-- START OF Provided data --
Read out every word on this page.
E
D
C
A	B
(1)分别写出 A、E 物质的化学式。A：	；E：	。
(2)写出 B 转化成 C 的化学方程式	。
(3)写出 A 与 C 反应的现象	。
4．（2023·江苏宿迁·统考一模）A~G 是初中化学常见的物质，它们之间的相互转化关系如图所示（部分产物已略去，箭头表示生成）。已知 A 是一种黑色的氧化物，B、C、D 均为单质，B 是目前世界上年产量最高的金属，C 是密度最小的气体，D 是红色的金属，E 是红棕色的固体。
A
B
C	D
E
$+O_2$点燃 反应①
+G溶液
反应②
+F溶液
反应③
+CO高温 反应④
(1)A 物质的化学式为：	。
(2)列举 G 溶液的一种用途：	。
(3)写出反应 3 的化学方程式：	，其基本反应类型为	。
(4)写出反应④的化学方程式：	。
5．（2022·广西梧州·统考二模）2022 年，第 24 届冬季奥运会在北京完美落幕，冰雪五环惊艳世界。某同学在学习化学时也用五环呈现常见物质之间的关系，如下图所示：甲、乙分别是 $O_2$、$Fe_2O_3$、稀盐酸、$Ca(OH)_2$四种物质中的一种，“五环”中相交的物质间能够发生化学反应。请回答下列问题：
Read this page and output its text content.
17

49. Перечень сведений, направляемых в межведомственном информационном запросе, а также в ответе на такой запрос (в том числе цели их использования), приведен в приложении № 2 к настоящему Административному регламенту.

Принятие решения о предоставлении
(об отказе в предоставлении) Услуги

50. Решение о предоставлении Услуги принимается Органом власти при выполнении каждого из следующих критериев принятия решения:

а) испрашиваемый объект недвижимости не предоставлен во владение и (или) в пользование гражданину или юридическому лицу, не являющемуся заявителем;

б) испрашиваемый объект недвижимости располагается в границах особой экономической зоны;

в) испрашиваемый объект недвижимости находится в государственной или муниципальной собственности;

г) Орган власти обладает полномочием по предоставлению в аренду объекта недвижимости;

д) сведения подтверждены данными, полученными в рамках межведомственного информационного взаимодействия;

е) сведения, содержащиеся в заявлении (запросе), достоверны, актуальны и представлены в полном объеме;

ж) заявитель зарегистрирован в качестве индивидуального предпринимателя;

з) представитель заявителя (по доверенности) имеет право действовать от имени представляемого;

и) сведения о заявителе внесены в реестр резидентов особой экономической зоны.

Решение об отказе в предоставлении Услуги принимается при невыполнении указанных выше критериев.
-- END OF Provided data --
What to work on: Show the lines of the records that include the string "Read".

The solution:
Read out every word on this page.
Read this page and output its text content.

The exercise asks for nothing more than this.